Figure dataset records

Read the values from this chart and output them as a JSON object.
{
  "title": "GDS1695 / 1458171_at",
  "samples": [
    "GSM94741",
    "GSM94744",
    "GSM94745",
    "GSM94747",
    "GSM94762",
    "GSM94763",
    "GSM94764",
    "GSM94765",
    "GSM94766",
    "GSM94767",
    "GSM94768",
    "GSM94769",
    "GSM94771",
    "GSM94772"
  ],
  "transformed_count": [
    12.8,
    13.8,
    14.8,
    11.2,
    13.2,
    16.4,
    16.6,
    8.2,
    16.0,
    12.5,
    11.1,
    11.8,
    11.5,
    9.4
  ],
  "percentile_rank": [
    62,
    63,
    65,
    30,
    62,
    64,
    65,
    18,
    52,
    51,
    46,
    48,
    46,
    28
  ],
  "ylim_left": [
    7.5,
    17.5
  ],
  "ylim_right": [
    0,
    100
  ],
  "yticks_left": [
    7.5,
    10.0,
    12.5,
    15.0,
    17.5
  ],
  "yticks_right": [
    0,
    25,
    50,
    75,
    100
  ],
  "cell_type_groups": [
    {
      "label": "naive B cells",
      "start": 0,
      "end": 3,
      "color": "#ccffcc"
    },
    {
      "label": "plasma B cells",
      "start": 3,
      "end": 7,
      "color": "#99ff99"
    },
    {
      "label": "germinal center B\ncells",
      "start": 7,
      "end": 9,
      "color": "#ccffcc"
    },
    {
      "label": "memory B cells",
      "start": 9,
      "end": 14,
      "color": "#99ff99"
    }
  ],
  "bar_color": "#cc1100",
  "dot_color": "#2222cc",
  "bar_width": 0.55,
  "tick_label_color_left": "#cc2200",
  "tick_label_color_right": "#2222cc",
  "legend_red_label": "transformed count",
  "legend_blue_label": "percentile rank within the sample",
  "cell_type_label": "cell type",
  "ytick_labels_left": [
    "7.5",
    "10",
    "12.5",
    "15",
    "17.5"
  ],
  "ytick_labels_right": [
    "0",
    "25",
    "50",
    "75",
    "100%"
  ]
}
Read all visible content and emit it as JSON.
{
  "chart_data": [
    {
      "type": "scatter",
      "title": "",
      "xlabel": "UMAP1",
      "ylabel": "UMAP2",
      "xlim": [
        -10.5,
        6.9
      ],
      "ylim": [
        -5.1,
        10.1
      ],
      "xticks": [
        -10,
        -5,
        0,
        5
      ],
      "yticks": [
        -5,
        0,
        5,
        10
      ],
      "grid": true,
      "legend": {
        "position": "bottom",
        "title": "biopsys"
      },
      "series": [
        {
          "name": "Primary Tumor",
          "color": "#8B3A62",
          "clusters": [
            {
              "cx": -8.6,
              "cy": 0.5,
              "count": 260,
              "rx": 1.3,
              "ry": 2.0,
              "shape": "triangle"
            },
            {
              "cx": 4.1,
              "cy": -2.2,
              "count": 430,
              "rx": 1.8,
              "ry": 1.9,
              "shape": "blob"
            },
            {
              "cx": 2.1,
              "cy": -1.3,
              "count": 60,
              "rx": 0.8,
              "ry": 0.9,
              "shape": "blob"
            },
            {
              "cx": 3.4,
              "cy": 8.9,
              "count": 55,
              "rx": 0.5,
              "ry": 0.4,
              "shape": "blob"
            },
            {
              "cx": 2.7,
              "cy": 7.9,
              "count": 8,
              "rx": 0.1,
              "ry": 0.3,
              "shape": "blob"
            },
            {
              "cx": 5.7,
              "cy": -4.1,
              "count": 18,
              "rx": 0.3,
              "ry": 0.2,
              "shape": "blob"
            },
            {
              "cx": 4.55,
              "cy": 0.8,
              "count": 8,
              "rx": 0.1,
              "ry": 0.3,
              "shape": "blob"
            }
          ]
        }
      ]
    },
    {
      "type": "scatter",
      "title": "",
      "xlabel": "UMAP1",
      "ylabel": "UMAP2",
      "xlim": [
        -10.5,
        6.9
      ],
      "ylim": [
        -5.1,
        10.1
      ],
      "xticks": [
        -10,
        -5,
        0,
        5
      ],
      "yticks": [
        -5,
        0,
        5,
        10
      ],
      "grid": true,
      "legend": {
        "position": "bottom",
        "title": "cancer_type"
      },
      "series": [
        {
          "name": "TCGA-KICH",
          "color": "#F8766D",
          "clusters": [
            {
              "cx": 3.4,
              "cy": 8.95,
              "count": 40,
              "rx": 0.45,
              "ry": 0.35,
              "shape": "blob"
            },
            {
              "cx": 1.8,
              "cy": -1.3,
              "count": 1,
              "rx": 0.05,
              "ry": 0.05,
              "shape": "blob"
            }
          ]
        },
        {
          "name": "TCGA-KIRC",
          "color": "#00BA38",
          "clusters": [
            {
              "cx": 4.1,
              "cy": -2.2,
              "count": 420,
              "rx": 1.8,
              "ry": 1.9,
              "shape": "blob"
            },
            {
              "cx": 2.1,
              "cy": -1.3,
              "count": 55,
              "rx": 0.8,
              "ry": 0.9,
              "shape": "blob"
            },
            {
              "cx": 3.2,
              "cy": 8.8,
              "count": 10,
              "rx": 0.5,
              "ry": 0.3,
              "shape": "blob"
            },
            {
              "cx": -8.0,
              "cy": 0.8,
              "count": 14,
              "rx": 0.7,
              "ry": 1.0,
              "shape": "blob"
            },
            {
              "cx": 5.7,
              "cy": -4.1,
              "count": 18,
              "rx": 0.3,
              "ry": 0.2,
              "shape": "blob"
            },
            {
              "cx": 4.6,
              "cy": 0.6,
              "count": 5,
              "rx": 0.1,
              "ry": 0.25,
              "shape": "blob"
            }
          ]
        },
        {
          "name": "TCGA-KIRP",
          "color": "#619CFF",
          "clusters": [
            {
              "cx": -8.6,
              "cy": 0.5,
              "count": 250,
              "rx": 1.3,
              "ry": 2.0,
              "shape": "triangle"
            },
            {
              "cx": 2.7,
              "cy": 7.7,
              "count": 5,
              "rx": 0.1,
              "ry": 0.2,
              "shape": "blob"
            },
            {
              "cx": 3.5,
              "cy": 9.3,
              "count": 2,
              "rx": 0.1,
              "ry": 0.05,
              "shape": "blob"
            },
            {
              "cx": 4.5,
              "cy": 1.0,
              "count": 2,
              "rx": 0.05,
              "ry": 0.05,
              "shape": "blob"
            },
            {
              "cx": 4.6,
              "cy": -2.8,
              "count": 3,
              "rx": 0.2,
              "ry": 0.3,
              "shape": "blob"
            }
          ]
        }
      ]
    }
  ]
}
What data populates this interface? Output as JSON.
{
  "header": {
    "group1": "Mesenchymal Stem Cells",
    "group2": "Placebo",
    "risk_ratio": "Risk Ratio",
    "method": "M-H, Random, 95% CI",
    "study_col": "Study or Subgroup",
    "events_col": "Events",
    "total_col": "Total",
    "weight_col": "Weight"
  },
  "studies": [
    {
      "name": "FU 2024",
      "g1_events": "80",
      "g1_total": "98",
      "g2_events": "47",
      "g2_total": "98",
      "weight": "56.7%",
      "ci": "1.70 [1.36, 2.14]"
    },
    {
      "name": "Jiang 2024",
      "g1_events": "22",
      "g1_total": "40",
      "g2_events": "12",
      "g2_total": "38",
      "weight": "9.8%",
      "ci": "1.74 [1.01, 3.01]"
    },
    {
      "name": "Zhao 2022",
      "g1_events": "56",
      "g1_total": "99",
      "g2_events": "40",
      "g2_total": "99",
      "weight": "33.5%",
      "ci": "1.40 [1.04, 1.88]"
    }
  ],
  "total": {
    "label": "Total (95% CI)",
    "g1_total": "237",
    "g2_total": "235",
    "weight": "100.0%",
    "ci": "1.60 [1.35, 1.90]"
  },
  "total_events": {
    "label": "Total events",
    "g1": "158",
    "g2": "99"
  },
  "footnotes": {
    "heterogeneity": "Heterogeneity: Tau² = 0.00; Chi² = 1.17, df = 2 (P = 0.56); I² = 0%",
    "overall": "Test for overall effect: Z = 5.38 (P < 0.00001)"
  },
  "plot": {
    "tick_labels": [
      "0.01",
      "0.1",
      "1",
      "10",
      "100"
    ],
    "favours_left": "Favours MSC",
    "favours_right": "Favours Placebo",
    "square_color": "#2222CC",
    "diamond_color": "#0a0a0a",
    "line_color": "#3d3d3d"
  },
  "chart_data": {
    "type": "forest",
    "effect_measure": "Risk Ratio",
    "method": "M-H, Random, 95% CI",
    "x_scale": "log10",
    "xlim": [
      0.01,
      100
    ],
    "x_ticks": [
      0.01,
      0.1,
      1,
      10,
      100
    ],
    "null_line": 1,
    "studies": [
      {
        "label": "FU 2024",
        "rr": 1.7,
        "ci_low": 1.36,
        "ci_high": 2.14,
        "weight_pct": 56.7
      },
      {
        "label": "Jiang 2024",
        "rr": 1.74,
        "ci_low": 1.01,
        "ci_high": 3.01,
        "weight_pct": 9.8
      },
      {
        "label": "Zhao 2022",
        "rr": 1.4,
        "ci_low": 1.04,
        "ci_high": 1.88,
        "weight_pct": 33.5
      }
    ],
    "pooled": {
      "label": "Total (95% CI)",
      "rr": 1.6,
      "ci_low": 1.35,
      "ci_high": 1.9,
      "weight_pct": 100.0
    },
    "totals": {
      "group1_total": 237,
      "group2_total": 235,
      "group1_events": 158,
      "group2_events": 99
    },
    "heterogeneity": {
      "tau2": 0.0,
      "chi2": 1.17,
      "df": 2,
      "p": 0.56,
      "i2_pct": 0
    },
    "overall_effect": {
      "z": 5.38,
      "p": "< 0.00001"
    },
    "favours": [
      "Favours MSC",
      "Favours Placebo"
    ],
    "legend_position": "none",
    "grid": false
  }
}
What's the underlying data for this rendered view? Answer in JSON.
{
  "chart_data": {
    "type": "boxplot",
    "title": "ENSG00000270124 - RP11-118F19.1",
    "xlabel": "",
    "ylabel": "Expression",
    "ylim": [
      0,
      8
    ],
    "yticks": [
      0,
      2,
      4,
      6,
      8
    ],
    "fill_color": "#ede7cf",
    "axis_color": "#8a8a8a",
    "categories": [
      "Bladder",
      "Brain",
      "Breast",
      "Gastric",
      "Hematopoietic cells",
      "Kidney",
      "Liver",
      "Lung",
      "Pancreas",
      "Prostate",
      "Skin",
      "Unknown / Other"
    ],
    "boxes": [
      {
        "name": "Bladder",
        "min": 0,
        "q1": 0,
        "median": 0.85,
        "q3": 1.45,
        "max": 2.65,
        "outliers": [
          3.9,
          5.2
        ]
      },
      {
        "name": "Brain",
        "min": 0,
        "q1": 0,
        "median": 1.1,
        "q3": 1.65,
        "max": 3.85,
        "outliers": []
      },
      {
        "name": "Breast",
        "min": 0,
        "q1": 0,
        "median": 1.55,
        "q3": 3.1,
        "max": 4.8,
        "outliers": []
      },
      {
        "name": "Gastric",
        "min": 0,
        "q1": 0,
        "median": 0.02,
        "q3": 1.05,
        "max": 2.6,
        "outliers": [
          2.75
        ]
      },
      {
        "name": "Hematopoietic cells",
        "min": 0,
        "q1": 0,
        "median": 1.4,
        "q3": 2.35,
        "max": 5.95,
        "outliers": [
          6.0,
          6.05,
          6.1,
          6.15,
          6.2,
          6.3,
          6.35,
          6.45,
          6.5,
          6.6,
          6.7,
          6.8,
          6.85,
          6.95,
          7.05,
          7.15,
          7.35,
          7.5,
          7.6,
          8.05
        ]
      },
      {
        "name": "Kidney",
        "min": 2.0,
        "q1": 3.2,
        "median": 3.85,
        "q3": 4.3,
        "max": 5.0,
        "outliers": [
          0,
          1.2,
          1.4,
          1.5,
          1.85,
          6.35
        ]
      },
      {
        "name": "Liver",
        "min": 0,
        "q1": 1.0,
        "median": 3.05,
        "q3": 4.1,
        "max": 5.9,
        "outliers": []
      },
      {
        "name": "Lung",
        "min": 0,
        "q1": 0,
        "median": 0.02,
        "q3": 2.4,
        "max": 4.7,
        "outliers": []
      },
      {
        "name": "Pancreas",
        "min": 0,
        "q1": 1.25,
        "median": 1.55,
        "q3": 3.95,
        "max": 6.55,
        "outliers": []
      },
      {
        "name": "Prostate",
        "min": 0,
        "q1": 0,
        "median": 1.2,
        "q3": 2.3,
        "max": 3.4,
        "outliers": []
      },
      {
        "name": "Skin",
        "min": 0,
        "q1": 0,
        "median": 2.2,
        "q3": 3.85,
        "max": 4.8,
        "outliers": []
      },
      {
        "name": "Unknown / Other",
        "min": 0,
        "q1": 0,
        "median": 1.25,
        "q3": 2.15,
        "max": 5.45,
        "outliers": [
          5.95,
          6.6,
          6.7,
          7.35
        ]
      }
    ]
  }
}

_Problem statement:_ Within the data above, find the lines that contain the word "Hematopoietic" and copy each of them.

_Result:_
      "Hematopoietic cells",
        "name": "Hematopoietic cells",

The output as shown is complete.